What the task requires :: Collect each line of the entries that holds the string "from".

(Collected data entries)
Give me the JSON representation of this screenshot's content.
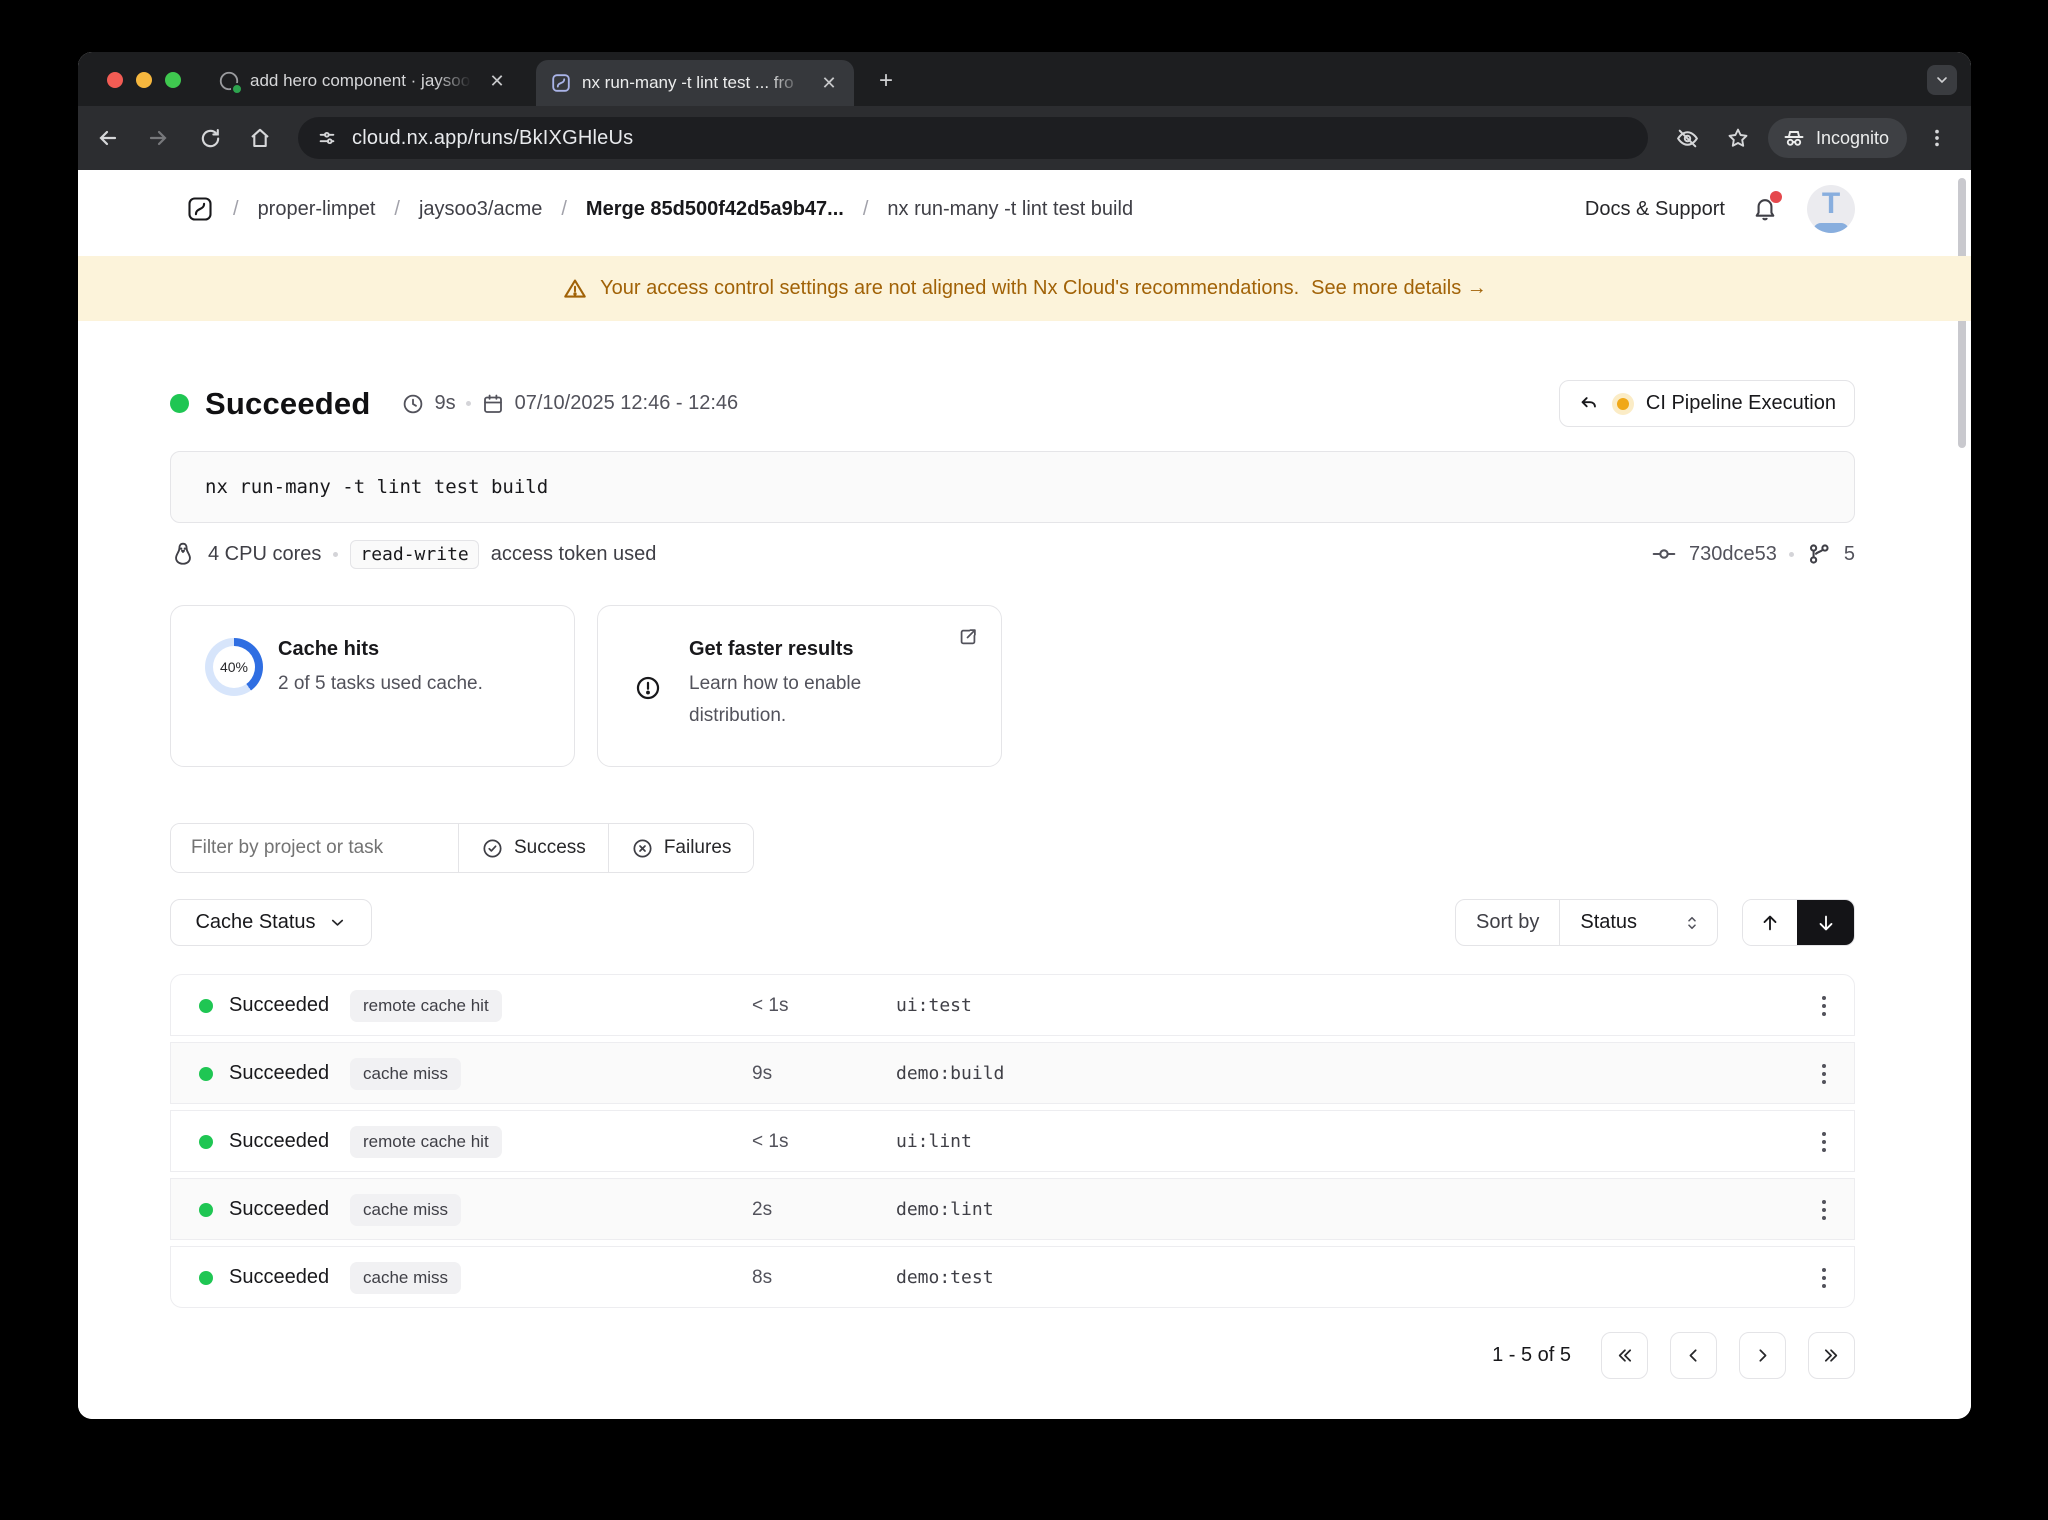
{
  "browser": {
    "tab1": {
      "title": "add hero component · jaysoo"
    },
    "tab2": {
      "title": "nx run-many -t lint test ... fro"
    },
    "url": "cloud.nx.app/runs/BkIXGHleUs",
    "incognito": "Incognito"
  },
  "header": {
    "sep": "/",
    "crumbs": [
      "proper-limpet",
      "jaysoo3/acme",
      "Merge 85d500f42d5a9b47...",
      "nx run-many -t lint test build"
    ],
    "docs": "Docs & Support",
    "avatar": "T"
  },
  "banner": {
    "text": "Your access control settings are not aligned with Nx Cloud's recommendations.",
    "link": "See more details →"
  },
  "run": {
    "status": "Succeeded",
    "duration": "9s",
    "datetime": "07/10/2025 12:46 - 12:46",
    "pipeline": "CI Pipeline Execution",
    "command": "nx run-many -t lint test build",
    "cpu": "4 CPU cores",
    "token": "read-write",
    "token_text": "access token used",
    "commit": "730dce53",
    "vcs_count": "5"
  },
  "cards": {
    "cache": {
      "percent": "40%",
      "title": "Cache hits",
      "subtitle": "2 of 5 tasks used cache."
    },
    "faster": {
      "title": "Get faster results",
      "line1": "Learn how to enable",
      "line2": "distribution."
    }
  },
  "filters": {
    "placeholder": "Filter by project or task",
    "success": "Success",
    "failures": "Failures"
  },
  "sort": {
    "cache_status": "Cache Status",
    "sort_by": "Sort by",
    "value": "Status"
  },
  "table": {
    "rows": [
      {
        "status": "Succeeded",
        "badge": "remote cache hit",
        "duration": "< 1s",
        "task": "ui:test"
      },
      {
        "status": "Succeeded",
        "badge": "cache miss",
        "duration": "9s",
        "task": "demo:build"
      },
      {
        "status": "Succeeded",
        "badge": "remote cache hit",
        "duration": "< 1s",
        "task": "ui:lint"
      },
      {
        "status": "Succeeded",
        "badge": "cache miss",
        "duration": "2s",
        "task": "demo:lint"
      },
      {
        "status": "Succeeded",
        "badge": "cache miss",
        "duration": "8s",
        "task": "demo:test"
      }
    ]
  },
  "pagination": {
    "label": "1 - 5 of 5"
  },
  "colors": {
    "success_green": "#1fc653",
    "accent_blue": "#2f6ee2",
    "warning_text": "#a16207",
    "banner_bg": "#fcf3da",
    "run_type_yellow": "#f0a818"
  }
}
* * *
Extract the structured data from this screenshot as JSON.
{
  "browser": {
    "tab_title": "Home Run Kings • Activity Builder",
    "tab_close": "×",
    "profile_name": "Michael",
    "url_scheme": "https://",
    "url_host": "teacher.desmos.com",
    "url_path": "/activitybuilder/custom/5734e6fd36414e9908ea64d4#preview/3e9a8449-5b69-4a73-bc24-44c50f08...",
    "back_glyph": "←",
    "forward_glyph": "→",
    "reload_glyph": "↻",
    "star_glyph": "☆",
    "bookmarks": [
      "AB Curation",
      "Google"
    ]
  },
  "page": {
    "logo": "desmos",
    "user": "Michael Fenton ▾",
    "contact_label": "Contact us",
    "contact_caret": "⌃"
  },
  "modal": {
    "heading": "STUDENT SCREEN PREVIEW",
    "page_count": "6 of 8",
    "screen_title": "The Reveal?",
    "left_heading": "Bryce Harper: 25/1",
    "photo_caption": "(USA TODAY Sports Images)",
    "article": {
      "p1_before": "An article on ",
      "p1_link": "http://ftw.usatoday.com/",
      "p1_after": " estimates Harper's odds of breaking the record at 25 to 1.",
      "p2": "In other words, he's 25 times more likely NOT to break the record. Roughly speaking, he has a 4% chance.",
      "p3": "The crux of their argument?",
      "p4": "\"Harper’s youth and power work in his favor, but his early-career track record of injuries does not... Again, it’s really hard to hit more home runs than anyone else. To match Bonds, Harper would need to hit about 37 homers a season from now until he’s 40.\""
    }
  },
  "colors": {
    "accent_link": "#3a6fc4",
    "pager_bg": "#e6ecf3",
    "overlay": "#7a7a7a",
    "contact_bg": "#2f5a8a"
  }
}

Problem solution ::
Extract the structured data from this screenshot as JSON.
      "p4": "\"Harper’s youth and power work in his favor, but his early-career track record of injuries does not... Again, it’s really hard to hit more home runs than anyone else. To match Bonds, Harper would need to hit about 37 homers a season from now until he’s 40.\""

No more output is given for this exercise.